● **WHAT TO DO**
Reproduce the rows below verbatim, beginning with the first row and ending with the row that contains "tab-my-website[interactable]: My Website".

Rows taken from a collection:
▼▼▼

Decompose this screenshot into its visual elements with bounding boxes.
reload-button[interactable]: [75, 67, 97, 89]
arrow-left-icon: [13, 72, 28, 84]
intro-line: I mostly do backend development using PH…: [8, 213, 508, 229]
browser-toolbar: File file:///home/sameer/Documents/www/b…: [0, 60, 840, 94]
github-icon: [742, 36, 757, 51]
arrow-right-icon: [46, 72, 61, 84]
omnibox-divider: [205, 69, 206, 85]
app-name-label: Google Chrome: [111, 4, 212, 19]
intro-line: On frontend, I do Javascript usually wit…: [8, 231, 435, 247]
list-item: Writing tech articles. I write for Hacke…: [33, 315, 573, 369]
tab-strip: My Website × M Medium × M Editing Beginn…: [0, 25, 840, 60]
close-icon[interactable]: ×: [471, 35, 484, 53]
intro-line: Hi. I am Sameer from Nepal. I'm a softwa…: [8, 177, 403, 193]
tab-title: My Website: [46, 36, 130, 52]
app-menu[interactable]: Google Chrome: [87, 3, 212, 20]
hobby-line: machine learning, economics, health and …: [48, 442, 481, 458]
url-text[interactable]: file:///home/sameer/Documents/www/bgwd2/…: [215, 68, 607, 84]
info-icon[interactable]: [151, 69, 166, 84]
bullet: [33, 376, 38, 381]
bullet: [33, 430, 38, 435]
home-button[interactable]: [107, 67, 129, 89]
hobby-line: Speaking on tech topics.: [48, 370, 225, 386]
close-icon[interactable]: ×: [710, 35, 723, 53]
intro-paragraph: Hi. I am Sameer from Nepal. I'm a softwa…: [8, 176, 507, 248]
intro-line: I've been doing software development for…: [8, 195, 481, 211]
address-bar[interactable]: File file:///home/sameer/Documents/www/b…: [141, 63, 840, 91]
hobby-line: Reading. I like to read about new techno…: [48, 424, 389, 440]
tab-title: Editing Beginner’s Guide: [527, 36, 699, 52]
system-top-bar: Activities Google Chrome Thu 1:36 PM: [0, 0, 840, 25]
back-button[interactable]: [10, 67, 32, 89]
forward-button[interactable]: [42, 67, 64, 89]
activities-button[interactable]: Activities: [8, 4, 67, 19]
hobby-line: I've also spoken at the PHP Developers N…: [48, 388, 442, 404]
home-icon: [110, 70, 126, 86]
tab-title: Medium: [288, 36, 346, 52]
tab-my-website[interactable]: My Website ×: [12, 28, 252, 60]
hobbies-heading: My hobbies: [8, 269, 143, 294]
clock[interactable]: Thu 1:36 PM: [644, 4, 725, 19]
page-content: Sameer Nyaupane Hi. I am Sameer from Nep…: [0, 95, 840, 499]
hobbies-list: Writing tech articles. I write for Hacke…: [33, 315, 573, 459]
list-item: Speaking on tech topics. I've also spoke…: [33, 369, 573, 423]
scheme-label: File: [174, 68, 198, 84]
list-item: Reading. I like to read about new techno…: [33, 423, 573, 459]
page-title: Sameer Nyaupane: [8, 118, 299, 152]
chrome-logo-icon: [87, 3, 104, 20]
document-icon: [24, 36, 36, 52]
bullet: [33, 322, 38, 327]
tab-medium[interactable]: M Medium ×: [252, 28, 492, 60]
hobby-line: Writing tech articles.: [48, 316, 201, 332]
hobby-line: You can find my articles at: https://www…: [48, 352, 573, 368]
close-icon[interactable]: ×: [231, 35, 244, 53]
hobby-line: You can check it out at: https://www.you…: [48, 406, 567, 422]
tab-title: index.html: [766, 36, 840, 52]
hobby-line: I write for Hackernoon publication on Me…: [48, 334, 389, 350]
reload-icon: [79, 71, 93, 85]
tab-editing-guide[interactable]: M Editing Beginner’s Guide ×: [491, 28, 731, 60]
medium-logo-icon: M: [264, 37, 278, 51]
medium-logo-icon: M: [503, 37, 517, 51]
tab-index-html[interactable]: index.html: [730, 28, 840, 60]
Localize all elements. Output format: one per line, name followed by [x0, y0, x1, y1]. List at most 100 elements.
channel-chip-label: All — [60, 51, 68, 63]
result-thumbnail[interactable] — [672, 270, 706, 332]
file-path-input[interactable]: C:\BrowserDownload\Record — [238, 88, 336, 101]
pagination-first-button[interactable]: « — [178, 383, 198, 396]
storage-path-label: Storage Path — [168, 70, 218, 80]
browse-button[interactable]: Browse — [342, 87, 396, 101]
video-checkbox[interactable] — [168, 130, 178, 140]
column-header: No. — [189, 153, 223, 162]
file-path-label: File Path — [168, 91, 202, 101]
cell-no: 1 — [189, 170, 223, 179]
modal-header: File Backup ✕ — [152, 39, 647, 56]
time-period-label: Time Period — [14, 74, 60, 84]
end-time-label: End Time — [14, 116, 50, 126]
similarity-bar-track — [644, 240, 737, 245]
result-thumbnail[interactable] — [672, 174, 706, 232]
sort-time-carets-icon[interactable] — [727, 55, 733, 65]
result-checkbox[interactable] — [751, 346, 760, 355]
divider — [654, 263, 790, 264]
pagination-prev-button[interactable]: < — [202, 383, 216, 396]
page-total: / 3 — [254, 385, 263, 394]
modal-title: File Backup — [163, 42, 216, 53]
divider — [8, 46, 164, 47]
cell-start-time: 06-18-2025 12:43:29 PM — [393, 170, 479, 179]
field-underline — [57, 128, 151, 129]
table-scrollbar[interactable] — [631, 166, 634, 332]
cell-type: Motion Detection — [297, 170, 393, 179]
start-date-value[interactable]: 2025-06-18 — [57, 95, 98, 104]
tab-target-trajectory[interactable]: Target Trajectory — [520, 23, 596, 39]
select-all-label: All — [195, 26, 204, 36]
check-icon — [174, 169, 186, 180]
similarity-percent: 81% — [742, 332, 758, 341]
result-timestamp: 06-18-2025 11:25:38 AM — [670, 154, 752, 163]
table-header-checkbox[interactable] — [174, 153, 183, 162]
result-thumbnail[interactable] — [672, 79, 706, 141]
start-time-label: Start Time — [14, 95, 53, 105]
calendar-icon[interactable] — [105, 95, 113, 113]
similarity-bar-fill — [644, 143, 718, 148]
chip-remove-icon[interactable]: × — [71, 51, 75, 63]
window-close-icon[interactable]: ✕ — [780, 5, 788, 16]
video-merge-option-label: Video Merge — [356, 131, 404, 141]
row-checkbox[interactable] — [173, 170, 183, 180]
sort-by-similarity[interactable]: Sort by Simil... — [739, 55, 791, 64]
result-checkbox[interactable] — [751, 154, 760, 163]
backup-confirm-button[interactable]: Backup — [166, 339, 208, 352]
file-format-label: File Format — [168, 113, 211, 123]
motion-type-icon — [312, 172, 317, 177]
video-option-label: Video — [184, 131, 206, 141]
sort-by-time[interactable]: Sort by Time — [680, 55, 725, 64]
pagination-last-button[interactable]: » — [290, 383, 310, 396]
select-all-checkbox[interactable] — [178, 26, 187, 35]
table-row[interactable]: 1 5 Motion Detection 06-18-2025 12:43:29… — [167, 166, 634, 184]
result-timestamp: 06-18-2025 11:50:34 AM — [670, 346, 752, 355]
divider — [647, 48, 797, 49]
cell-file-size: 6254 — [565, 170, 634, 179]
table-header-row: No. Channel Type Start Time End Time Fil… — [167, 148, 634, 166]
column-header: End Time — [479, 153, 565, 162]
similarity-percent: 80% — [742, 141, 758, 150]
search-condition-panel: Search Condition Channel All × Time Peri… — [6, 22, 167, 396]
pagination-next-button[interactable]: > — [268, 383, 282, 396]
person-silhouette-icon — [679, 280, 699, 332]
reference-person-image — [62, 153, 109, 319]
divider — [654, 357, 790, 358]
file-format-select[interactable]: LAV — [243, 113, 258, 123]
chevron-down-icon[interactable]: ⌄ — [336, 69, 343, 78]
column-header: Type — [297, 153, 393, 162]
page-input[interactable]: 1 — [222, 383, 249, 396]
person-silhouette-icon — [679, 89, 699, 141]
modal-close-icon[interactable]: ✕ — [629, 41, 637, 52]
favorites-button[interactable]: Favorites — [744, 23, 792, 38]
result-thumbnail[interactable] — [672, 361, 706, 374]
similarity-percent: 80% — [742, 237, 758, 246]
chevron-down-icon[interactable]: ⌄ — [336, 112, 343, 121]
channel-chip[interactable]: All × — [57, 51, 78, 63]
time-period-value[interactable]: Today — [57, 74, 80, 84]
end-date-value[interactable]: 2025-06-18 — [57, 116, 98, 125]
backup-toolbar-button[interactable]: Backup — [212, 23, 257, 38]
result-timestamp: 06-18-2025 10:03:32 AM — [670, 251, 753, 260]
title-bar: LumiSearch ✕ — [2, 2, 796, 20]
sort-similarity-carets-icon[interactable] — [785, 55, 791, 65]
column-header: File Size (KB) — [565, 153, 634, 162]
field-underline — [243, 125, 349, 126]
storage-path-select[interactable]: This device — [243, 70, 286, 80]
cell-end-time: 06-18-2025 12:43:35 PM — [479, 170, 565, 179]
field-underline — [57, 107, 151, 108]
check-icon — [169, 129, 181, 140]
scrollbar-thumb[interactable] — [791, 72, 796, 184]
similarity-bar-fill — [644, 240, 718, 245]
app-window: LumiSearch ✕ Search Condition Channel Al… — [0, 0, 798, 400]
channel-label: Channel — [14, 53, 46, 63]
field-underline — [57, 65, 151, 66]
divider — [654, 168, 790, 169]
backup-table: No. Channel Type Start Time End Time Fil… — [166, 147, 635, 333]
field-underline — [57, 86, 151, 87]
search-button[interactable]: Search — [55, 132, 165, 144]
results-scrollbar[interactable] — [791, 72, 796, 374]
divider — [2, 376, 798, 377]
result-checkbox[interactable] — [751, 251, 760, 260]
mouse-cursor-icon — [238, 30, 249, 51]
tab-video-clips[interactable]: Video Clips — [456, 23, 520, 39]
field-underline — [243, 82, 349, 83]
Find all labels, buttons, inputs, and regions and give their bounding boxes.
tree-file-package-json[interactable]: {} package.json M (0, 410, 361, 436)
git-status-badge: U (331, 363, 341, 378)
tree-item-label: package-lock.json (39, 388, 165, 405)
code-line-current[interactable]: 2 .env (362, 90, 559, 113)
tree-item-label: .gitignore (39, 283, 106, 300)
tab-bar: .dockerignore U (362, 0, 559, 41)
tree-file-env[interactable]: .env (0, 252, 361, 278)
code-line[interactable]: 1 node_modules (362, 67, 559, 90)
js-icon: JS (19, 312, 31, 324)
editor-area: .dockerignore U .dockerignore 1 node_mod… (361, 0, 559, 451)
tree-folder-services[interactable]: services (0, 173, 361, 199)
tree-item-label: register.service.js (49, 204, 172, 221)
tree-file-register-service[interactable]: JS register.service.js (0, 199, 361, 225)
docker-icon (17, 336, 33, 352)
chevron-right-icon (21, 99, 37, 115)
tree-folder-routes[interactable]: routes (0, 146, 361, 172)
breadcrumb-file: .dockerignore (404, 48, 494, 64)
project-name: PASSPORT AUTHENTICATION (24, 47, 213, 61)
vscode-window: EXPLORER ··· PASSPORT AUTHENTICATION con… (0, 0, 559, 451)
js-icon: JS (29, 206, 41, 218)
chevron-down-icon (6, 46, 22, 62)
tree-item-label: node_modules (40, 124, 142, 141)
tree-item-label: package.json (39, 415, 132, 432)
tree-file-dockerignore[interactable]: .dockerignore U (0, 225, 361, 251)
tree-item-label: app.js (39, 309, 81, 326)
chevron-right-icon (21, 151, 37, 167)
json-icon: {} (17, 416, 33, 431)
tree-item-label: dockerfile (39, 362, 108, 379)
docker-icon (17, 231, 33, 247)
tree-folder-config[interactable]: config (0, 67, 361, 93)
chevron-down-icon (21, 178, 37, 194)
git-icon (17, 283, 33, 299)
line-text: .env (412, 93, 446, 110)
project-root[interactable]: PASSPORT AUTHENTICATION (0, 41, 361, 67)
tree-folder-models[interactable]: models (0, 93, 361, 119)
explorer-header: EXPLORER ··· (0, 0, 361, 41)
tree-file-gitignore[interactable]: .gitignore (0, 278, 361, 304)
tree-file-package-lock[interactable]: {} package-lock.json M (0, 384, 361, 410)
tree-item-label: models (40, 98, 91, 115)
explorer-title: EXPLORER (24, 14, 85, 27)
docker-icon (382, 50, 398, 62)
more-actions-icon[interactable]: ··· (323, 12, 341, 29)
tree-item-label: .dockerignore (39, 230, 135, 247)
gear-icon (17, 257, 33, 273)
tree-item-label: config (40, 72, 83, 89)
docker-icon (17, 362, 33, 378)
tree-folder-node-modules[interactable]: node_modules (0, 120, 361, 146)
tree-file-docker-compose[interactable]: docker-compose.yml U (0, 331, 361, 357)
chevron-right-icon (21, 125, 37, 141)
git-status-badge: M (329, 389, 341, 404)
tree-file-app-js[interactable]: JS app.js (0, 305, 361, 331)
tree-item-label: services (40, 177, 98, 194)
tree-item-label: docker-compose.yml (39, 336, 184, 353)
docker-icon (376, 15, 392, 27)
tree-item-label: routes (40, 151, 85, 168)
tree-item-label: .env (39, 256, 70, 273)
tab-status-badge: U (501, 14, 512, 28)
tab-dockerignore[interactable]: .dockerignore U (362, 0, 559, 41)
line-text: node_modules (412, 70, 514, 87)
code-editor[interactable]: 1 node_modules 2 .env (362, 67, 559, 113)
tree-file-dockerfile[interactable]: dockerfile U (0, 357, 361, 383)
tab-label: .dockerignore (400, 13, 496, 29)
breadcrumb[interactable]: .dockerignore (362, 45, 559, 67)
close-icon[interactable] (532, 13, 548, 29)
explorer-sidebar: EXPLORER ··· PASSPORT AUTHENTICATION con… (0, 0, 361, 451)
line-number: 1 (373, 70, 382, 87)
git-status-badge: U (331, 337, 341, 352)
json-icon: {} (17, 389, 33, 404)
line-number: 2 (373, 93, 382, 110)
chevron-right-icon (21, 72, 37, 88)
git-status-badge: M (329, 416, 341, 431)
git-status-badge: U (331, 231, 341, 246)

▲▲▲

● **REPLY TO THE TASK**
Decompose this screenshot into its visual elements with bounding boxes.
reload-button[interactable]: [75, 67, 97, 89]
arrow-left-icon: [13, 72, 28, 84]
intro-line: I mostly do backend development using PH…: [8, 213, 508, 229]
browser-toolbar: File file:///home/sameer/Documents/www/b…: [0, 60, 840, 94]
github-icon: [742, 36, 757, 51]
arrow-right-icon: [46, 72, 61, 84]
omnibox-divider: [205, 69, 206, 85]
app-name-label: Google Chrome: [111, 4, 212, 19]
intro-line: On frontend, I do Javascript usually wit…: [8, 231, 435, 247]
list-item: Writing tech articles. I write for Hacke…: [33, 315, 573, 369]
tab-strip: My Website × M Medium × M Editing Beginn…: [0, 25, 840, 60]
close-icon[interactable]: ×: [471, 35, 484, 53]
intro-line: Hi. I am Sameer from Nepal. I'm a softwa…: [8, 177, 403, 193]
tab-title: My Website: [46, 36, 130, 52]
app-menu[interactable]: Google Chrome: [87, 3, 212, 20]
hobby-line: machine learning, economics, health and …: [48, 442, 481, 458]
url-text[interactable]: file:///home/sameer/Documents/www/bgwd2/…: [215, 68, 607, 84]
info-icon[interactable]: [151, 69, 166, 84]
bullet: [33, 376, 38, 381]
bullet: [33, 430, 38, 435]
home-button[interactable]: [107, 67, 129, 89]
hobby-line: Speaking on tech topics.: [48, 370, 225, 386]
close-icon[interactable]: ×: [710, 35, 723, 53]
intro-paragraph: Hi. I am Sameer from Nepal. I'm a softwa…: [8, 176, 507, 248]
intro-line: I've been doing software development for…: [8, 195, 481, 211]
address-bar[interactable]: File file:///home/sameer/Documents/www/b…: [141, 63, 840, 91]
hobby-line: Reading. I like to read about new techno…: [48, 424, 389, 440]
tab-title: Editing Beginner’s Guide: [527, 36, 699, 52]
system-top-bar: Activities Google Chrome Thu 1:36 PM: [0, 0, 840, 25]
back-button[interactable]: [10, 67, 32, 89]
forward-button[interactable]: [42, 67, 64, 89]
activities-button[interactable]: Activities: [8, 4, 67, 19]
hobby-line: I've also spoken at the PHP Developers N…: [48, 388, 442, 404]
home-icon: [110, 70, 126, 86]
tab-title: Medium: [288, 36, 346, 52]
tab-my-website[interactable]: My Website ×: [12, 28, 252, 60]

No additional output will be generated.